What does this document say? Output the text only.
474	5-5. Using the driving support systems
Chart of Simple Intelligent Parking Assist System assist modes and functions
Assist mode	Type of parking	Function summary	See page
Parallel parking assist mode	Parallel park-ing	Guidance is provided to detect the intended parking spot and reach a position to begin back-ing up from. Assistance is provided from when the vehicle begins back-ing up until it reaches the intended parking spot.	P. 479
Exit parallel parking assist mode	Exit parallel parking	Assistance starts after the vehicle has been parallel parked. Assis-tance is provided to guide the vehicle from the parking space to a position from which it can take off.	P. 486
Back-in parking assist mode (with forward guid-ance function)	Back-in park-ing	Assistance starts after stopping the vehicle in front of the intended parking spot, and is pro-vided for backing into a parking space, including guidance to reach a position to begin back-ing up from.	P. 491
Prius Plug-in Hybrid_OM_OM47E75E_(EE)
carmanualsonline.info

------------------------------------

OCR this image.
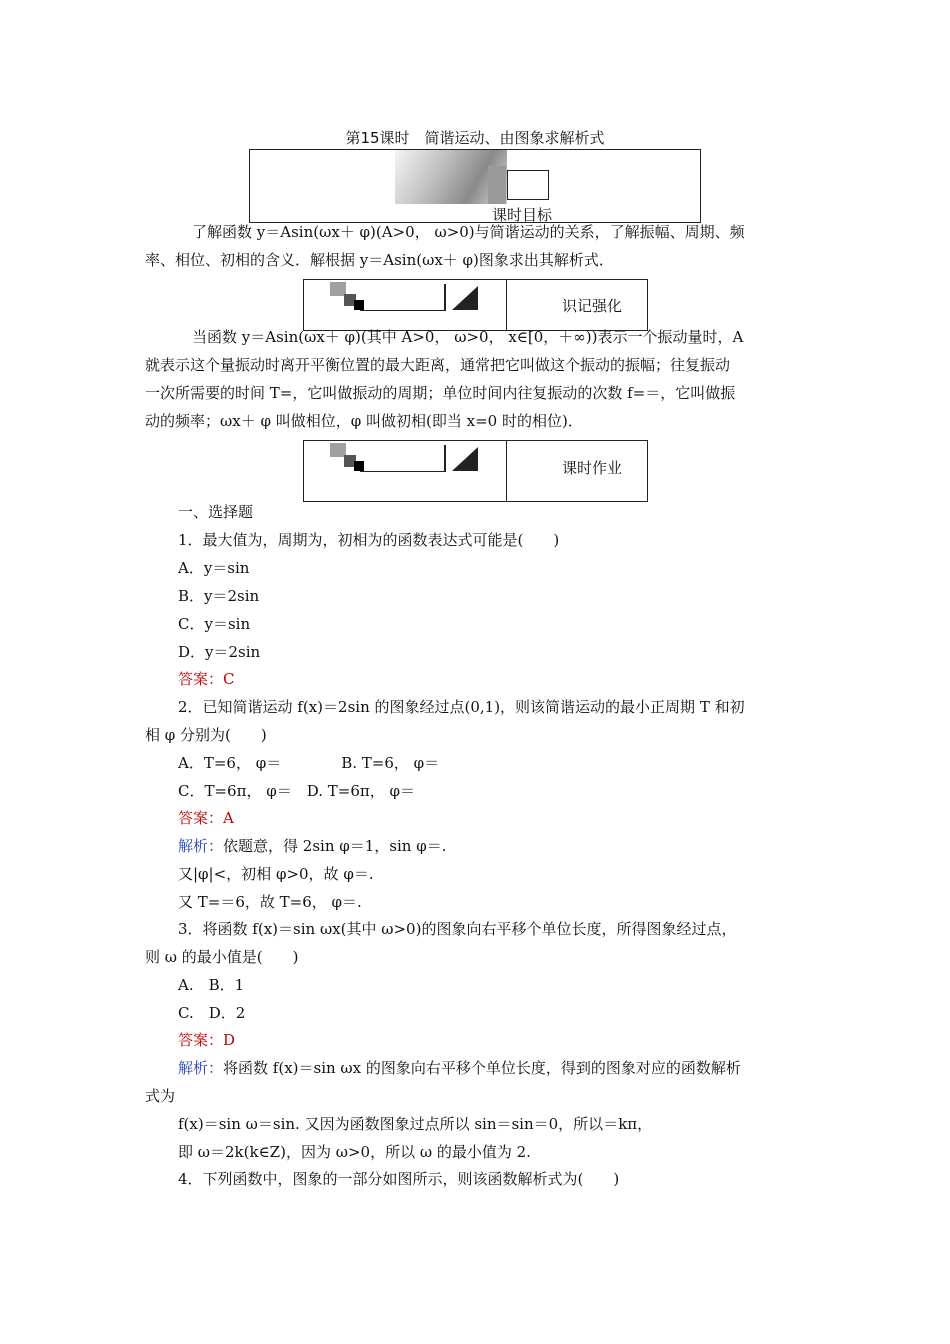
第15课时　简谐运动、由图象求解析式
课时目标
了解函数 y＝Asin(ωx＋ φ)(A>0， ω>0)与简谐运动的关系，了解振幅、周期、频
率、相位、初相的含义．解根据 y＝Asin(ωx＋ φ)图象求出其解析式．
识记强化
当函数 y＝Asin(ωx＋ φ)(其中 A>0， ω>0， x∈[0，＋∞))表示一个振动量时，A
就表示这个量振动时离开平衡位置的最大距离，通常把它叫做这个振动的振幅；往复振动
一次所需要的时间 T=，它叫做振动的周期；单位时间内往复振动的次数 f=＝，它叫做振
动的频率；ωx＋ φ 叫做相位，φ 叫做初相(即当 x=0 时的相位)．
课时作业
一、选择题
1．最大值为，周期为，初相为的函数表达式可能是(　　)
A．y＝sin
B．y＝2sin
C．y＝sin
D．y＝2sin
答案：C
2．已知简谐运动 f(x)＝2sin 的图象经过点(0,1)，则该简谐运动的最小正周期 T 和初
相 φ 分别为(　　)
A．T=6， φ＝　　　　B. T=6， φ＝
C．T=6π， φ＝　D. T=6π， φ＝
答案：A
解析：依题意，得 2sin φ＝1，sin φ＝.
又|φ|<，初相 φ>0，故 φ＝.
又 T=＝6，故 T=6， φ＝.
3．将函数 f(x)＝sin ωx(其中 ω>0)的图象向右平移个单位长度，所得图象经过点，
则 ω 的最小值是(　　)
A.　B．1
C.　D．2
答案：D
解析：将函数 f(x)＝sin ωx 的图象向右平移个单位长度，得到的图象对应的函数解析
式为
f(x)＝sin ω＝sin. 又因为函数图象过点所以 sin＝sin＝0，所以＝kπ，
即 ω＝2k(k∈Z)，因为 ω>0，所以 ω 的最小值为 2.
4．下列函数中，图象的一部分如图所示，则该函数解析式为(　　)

------------------------------------

**SET PROBLEM**
Gather every line from the listing above in which the word "this" appears.

**WRITTEN SOLUTION**
What does this document say? Output the text only.
OCR this image.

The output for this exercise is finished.